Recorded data
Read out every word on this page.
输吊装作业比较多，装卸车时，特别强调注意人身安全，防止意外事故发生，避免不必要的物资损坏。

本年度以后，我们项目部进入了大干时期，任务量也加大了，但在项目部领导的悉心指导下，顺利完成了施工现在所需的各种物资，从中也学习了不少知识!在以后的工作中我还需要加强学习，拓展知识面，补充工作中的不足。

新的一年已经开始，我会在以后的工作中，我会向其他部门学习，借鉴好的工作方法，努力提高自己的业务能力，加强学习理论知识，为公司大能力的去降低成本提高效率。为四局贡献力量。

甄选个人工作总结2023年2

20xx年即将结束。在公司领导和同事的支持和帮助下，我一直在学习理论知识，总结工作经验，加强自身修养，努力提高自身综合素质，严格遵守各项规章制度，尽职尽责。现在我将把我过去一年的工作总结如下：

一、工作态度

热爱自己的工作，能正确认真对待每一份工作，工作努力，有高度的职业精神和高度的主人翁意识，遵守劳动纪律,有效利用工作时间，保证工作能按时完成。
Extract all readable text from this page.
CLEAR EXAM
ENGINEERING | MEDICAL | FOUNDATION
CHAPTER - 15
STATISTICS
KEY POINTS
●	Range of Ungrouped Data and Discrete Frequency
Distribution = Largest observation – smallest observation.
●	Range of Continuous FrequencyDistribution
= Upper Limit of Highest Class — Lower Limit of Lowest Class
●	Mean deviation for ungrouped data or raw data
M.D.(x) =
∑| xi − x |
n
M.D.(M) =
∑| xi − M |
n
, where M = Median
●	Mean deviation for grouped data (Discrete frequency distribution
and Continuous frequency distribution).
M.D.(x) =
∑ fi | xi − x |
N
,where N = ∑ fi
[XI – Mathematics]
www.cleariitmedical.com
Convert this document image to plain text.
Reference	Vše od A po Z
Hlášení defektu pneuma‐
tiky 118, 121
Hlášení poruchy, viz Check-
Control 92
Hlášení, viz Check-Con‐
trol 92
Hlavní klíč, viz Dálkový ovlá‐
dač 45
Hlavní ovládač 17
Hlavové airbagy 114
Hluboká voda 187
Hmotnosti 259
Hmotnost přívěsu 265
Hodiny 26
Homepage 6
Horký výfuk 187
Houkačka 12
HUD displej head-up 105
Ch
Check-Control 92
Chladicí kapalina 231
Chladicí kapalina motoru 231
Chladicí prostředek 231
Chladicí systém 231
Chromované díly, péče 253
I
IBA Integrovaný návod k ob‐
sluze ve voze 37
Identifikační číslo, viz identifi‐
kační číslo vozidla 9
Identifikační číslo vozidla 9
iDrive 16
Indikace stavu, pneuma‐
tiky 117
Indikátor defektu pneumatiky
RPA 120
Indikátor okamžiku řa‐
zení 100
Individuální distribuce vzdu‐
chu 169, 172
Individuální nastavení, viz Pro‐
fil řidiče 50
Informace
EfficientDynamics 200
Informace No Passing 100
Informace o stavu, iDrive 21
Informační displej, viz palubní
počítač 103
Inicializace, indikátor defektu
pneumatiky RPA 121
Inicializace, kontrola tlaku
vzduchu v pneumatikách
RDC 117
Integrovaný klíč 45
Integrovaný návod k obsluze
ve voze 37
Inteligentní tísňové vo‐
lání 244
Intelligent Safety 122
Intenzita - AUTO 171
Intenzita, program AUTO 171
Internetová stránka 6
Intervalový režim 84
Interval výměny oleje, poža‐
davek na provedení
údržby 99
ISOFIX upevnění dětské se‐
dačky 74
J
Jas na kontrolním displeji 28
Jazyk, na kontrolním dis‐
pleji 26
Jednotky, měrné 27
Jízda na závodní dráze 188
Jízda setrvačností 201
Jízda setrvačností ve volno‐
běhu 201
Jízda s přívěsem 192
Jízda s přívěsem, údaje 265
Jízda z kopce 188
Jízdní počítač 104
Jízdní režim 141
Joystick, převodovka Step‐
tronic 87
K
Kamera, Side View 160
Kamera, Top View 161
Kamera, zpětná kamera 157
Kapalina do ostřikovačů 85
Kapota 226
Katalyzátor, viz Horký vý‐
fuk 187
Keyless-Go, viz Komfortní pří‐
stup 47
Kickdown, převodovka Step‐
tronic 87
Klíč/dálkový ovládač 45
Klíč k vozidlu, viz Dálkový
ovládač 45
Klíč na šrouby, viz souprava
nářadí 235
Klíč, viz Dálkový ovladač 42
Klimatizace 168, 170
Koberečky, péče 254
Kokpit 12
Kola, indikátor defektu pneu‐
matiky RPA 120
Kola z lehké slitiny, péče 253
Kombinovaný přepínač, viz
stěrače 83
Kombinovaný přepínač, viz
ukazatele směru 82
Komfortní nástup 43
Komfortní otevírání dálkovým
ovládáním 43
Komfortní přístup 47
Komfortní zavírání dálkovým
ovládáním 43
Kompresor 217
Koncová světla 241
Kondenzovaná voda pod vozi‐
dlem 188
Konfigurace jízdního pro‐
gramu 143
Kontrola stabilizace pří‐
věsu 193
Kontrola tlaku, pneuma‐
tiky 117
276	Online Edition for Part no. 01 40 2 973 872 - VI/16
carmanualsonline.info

- WHAT YOU SHOULD DO -
Extract the entries above verbatim.

- FULL OUTPUT -
Read out every word on this page.
输吊装作业比较多，装卸车时，特别强调注意人身安全，防止意外事故发生，避免不必要的物资损坏。

本年度以后，我们项目部进入了大干时期，任务量也加大了，但在项目部领导的悉心指导下，顺利完成了施工现在所需的各种物资，从中也学习了不少知识!在以后的工作中我还需要加强学习，拓展知识面，补充工作中的不足。

新的一年已经开始，我会在以后的工作中，我会向其他部门学习，借鉴好的工作方法，努力提高自己的业务能力，加强学习理论知识，为公司大能力的去降低成本提高效率。为四局贡献力量。

甄选个人工作总结2023年2

20xx年即将结束。在公司领导和同事的支持和帮助下，我一直在学习理论知识，总结工作经验，加强自身修养，努力提高自身综合素质，严格遵守各项规章制度，尽职尽责。现在我将把我过去一年的工作总结如下：

一、工作态度

热爱自己的工作，能正确认真对待每一份工作，工作努力，有高度的职业精神和高度的主人翁意识，遵守劳动纪律,有效利用工作时间，保证工作能按时完成。
Extract all readable text from this page.
CLEAR EXAM
ENGINEERING | MEDICAL | FOUNDATION
CHAPTER - 15
STATISTICS
KEY POINTS
●	Range of Ungrouped Data and Discrete Frequency
Distribution = Largest observation – smallest observation.
●	Range of Continuous FrequencyDistribution
= Upper Limit of Highest Class — Lower Limit of Lowest Class
●	Mean deviation for ungrouped data or raw data
M.D.(x) =
∑| xi − x |
n
M.D.(M) =
∑| xi − M |
n
, where M = Median
●	Mean deviation for grouped data (Discrete frequency distribution
and Continuous frequency distribution).
M.D.(x) =
∑ fi | xi − x |
N
,where N = ∑ fi
[XI – Mathematics]
www.cleariitmedical.com
Convert this document image to plain text.
Reference	Vše od A po Z
Hlášení defektu pneuma‐
tiky 118, 121
Hlášení poruchy, viz Check-
Control 92
Hlášení, viz Check-Con‐
trol 92
Hlavní klíč, viz Dálkový ovlá‐
dač 45
Hlavní ovládač 17
Hlavové airbagy 114
Hluboká voda 187
Hmotnosti 259
Hmotnost přívěsu 265
Hodiny 26
Homepage 6
Horký výfuk 187
Houkačka 12
HUD displej head-up 105
Ch
Check-Control 92
Chladicí kapalina 231
Chladicí kapalina motoru 231
Chladicí prostředek 231
Chladicí systém 231
Chromované díly, péče 253
I
IBA Integrovaný návod k ob‐
sluze ve voze 37
Identifikační číslo, viz identifi‐
kační číslo vozidla 9
Identifikační číslo vozidla 9
iDrive 16
Indikace stavu, pneuma‐
tiky 117
Indikátor defektu pneumatiky
RPA 120
Indikátor okamžiku řa‐
zení 100
Individuální distribuce vzdu‐
chu 169, 172
Individuální nastavení, viz Pro‐
fil řidiče 50
Informace
EfficientDynamics 200
Informace No Passing 100
Informace o stavu, iDrive 21
Informační displej, viz palubní
počítač 103
Inicializace, indikátor defektu
pneumatiky RPA 121
Inicializace, kontrola tlaku
vzduchu v pneumatikách
RDC 117
Integrovaný klíč 45
Integrovaný návod k obsluze
ve voze 37
Inteligentní tísňové vo‐
lání 244
Intelligent Safety 122
Intenzita - AUTO 171
Intenzita, program AUTO 171
Internetová stránka 6
Intervalový režim 84
Interval výměny oleje, poža‐
davek na provedení
údržby 99
ISOFIX upevnění dětské se‐
dačky 74
J
Jas na kontrolním displeji 28
Jazyk, na kontrolním dis‐
pleji 26
Jednotky, měrné 27
Jízda na závodní dráze 188
Jízda setrvačností 201
Jízda setrvačností ve volno‐
běhu 201
Jízda s přívěsem 192
Jízda s přívěsem, údaje 265
Jízda z kopce 188
Jízdní počítač 104
Jízdní režim 141
Joystick, převodovka Step‐
tronic 87
K
Kamera, Side View 160
Kamera, Top View 161
Kamera, zpětná kamera 157
Kapalina do ostřikovačů 85
Kapota 226
Katalyzátor, viz Horký vý‐
fuk 187
Keyless-Go, viz Komfortní pří‐
stup 47
Kickdown, převodovka Step‐
tronic 87
Klíč/dálkový ovládač 45
Klíč k vozidlu, viz Dálkový
ovládač 45
Klíč na šrouby, viz souprava
nářadí 235
Klíč, viz Dálkový ovladač 42
Klimatizace 168, 170
Koberečky, péče 254
Kokpit 12
Kola, indikátor defektu pneu‐
matiky RPA 120
Kola z lehké slitiny, péče 253
Kombinovaný přepínač, viz
stěrače 83
Kombinovaný přepínač, viz
ukazatele směru 82
Komfortní nástup 43
Komfortní otevírání dálkovým
ovládáním 43
Komfortní přístup 47
Komfortní zavírání dálkovým
ovládáním 43
Kompresor 217
Koncová světla 241
Kondenzovaná voda pod vozi‐
dlem 188
Konfigurace jízdního pro‐
gramu 143
Kontrola stabilizace pří‐
věsu 193
Kontrola tlaku, pneuma‐
tiky 117
276	Online Edition for Part no. 01 40 2 973 872 - VI/16
carmanualsonline.info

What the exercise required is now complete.